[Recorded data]
***
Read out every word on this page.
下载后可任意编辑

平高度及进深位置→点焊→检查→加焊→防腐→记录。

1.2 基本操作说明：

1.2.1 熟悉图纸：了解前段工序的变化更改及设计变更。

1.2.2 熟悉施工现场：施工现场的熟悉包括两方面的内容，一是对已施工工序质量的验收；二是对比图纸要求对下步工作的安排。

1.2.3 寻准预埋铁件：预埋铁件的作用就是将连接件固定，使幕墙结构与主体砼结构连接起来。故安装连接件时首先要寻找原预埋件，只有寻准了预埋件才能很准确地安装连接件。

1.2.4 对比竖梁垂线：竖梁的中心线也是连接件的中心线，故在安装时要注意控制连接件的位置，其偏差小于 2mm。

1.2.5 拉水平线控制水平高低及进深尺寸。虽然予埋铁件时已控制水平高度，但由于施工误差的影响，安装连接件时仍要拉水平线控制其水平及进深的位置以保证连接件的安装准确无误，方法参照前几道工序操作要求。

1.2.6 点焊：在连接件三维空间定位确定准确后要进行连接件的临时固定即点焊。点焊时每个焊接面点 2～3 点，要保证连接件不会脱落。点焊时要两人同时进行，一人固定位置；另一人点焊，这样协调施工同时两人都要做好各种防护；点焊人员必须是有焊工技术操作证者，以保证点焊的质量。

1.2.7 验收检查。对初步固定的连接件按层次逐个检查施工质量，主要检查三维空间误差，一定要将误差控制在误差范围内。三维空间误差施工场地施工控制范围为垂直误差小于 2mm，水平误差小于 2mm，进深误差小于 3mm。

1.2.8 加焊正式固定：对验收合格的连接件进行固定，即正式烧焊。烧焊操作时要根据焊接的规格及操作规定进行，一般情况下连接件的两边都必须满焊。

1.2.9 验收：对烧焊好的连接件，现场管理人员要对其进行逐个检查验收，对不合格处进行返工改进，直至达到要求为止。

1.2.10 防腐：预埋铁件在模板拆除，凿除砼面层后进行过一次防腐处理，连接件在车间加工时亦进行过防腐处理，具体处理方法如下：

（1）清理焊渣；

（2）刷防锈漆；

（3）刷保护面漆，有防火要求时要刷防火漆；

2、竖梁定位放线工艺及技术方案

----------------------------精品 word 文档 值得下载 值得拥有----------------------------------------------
***
> EXERCISE
Reproduce all of the material above word for word.

> EXPECTED ANSWER
Read out every word on this page.
下载后可任意编辑

平高度及进深位置→点焊→检查→加焊→防腐→记录。

1.2 基本操作说明：

1.2.1 熟悉图纸：了解前段工序的变化更改及设计变更。

1.2.2 熟悉施工现场：施工现场的熟悉包括两方面的内容，一是对已施工工序质量的验收；二是对比图纸要求对下步工作的安排。

1.2.3 寻准预埋铁件：预埋铁件的作用就是将连接件固定，使幕墙结构与主体砼结构连接起来。故安装连接件时首先要寻找原预埋件，只有寻准了预埋件才能很准确地安装连接件。

1.2.4 对比竖梁垂线：竖梁的中心线也是连接件的中心线，故在安装时要注意控制连接件的位置，其偏差小于 2mm。

1.2.5 拉水平线控制水平高低及进深尺寸。虽然予埋铁件时已控制水平高度，但由于施工误差的影响，安装连接件时仍要拉水平线控制其水平及进深的位置以保证连接件的安装准确无误，方法参照前几道工序操作要求。

1.2.6 点焊：在连接件三维空间定位确定准确后要进行连接件的临时固定即点焊。点焊时每个焊接面点 2～3 点，要保证连接件不会脱落。点焊时要两人同时进行，一人固定位置；另一人点焊，这样协调施工同时两人都要做好各种防护；点焊人员必须是有焊工技术操作证者，以保证点焊的质量。

1.2.7 验收检查。对初步固定的连接件按层次逐个检查施工质量，主要检查三维空间误差，一定要将误差控制在误差范围内。三维空间误差施工场地施工控制范围为垂直误差小于 2mm，水平误差小于 2mm，进深误差小于 3mm。

1.2.8 加焊正式固定：对验收合格的连接件进行固定，即正式烧焊。烧焊操作时要根据焊接的规格及操作规定进行，一般情况下连接件的两边都必须满焊。

1.2.9 验收：对烧焊好的连接件，现场管理人员要对其进行逐个检查验收，对不合格处进行返工改进，直至达到要求为止。

1.2.10 防腐：预埋铁件在模板拆除，凿除砼面层后进行过一次防腐处理，连接件在车间加工时亦进行过防腐处理，具体处理方法如下：

（1）清理焊渣；

（2）刷防锈漆；

（3）刷保护面漆，有防火要求时要刷防火漆；

2、竖梁定位放线工艺及技术方案

----------------------------精品 word 文档 值得下载 值得拥有----------------------------------------------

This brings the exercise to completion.